Records:
· · · · · · ·

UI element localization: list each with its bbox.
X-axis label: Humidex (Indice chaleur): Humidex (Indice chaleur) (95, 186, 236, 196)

· · · · · · ·

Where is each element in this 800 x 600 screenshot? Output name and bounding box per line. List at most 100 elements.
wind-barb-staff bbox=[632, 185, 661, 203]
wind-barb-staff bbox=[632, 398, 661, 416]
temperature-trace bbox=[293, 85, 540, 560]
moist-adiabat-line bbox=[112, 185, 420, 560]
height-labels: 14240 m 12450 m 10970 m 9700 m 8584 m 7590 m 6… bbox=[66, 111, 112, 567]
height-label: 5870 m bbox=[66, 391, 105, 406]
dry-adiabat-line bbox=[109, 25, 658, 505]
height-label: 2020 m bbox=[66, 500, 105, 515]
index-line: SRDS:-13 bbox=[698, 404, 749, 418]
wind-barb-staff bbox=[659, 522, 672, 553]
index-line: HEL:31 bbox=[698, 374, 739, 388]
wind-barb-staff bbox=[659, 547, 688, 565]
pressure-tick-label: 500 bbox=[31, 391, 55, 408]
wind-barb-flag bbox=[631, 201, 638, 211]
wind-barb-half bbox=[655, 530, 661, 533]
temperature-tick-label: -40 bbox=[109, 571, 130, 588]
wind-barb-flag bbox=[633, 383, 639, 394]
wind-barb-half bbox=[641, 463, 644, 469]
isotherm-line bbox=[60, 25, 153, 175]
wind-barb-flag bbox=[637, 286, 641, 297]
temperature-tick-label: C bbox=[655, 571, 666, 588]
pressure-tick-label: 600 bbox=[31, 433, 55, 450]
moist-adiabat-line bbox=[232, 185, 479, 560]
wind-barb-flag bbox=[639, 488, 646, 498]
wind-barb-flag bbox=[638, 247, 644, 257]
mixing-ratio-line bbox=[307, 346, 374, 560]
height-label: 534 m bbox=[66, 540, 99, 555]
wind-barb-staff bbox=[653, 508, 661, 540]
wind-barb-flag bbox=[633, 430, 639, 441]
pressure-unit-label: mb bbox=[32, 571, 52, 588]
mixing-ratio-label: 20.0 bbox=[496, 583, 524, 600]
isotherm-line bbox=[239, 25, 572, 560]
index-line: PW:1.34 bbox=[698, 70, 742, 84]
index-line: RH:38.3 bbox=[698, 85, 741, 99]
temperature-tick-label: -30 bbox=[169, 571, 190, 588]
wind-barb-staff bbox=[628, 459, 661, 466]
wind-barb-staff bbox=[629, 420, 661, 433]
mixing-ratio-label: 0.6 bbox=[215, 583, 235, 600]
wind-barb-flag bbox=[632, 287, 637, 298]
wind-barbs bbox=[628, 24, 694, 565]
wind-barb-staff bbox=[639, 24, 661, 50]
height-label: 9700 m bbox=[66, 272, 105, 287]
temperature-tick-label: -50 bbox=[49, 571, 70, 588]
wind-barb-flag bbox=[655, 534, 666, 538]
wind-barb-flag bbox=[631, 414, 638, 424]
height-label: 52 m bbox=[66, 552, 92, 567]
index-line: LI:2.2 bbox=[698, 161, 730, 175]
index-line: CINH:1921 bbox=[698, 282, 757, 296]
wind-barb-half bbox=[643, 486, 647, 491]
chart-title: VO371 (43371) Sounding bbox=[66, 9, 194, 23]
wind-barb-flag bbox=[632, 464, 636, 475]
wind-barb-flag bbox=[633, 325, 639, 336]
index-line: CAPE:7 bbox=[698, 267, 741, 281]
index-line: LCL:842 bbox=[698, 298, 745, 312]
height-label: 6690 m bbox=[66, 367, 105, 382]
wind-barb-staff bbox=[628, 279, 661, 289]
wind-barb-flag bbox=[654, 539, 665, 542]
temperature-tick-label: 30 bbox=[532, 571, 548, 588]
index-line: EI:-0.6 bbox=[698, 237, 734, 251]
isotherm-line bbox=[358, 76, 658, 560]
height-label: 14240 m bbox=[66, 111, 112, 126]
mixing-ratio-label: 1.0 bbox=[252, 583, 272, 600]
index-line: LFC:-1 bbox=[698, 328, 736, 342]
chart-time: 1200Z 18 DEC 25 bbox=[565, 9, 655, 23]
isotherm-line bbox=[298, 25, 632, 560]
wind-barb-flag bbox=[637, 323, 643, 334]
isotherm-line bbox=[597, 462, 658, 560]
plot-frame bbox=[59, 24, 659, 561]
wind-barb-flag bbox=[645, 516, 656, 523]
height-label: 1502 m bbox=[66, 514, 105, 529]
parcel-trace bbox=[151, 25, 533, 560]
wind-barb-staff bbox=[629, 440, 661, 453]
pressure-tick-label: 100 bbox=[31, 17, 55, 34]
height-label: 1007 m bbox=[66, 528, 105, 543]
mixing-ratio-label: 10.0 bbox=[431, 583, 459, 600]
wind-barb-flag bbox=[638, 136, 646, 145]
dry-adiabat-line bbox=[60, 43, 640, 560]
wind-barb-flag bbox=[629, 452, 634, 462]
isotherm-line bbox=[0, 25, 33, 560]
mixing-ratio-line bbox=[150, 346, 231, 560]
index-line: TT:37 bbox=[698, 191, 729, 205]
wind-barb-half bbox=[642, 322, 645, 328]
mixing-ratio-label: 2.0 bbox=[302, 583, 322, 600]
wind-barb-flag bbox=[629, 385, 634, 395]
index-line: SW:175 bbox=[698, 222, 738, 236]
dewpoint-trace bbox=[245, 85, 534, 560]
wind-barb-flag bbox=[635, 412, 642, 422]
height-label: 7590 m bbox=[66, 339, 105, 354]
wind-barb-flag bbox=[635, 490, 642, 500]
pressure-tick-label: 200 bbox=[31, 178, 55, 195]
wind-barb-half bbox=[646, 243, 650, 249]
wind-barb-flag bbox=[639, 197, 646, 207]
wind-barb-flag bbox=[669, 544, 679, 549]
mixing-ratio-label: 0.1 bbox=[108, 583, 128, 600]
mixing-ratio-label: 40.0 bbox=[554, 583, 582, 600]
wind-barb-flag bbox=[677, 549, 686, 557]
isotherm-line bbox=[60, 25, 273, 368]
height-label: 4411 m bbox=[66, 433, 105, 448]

· · · · · · ·

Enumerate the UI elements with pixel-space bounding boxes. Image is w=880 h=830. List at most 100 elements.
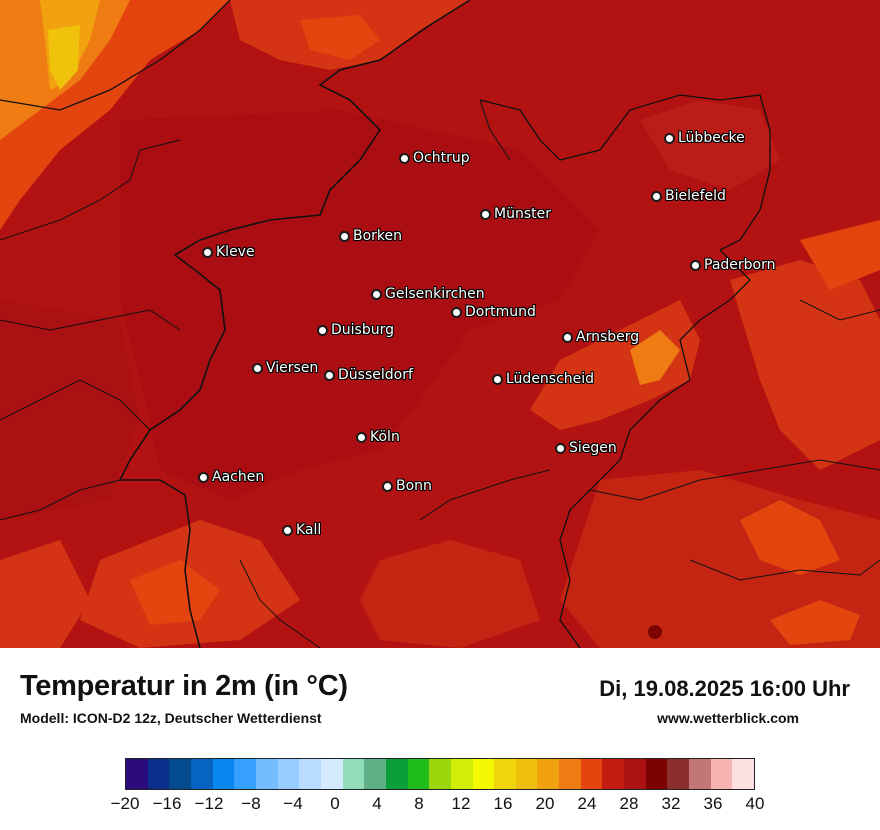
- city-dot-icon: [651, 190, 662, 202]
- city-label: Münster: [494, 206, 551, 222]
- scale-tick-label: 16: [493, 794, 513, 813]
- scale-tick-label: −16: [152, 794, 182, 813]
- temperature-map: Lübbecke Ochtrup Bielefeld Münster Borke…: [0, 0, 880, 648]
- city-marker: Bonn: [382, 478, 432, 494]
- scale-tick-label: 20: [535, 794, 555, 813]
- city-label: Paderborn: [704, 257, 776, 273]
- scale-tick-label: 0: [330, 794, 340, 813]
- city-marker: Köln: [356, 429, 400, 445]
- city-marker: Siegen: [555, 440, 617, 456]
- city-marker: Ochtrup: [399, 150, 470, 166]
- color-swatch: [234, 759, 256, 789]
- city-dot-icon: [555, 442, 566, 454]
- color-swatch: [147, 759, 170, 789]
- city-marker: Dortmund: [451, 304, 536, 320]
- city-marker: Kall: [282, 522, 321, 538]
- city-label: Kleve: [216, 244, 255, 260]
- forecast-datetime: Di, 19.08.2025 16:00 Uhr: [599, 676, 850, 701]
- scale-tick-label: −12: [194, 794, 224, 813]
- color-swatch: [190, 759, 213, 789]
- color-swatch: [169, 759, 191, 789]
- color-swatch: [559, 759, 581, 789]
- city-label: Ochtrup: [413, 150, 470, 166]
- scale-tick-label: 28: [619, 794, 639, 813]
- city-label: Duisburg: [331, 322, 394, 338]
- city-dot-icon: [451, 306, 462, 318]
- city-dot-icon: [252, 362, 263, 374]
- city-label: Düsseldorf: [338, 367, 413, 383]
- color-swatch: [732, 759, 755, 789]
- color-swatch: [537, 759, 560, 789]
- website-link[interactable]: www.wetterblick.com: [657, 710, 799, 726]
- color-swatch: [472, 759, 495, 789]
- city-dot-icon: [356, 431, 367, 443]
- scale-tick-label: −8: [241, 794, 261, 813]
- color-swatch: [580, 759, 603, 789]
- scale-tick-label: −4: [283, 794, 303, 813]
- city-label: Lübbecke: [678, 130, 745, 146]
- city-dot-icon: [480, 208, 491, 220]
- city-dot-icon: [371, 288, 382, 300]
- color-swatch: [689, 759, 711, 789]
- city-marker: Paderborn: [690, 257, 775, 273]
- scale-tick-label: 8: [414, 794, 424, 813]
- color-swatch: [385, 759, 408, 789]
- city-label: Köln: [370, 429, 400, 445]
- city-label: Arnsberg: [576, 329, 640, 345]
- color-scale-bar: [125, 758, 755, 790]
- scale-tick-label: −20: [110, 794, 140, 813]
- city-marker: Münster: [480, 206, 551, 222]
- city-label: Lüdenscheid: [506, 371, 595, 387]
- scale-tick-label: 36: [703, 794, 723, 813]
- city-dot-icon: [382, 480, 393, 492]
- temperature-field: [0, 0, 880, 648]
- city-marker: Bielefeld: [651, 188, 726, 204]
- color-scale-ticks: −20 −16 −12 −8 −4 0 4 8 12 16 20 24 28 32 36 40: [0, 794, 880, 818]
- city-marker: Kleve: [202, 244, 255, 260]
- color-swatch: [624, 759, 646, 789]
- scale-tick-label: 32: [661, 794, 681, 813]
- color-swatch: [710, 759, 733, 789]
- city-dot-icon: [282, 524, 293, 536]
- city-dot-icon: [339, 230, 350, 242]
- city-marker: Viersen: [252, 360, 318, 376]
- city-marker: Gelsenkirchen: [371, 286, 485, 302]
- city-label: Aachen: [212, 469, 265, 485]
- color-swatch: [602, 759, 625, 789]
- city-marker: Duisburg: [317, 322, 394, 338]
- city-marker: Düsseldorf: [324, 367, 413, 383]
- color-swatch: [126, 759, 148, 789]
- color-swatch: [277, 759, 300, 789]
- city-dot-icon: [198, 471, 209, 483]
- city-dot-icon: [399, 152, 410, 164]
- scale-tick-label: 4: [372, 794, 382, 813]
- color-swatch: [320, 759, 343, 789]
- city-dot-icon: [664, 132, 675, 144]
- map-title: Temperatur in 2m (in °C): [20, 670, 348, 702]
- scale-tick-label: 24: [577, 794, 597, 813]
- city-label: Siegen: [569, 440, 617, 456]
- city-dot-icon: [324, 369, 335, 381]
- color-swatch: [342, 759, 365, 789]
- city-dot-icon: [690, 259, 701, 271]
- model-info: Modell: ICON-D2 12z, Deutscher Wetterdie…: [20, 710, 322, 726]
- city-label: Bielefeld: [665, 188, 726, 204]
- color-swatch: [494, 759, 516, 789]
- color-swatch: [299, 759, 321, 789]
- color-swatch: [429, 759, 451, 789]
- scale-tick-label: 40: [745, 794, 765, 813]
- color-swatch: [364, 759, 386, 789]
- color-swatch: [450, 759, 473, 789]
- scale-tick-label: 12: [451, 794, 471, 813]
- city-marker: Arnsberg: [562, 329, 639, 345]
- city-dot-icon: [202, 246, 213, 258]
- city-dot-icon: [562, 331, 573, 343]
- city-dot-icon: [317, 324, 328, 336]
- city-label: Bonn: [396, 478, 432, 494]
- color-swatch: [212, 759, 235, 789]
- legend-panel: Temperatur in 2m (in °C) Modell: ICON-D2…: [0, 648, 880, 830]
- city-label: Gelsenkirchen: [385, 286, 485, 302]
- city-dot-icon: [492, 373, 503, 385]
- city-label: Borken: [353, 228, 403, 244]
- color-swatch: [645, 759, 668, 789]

· · · · · · ·

Exercise objective: Rewrite the rows starting with the line containing "Where is each" and going on through the line containing "height-labels: 14240 m", changing "wind-barb-staff" to "wind-barb-shaft" and leaving everything else as is. Give only those lines.

Response to the exercise:
Where is each element in this 800 x 600 screenshot? Output name and bounding box per line. List at most 100 elements.
wind-barb-shaft bbox=[632, 185, 661, 203]
wind-barb-shaft bbox=[632, 398, 661, 416]
temperature-trace bbox=[293, 85, 540, 560]
moist-adiabat-line bbox=[112, 185, 420, 560]
height-labels: 14240 m 12450 m 10970 m 9700 m 8584 m 7590 m 6… bbox=[66, 111, 112, 567]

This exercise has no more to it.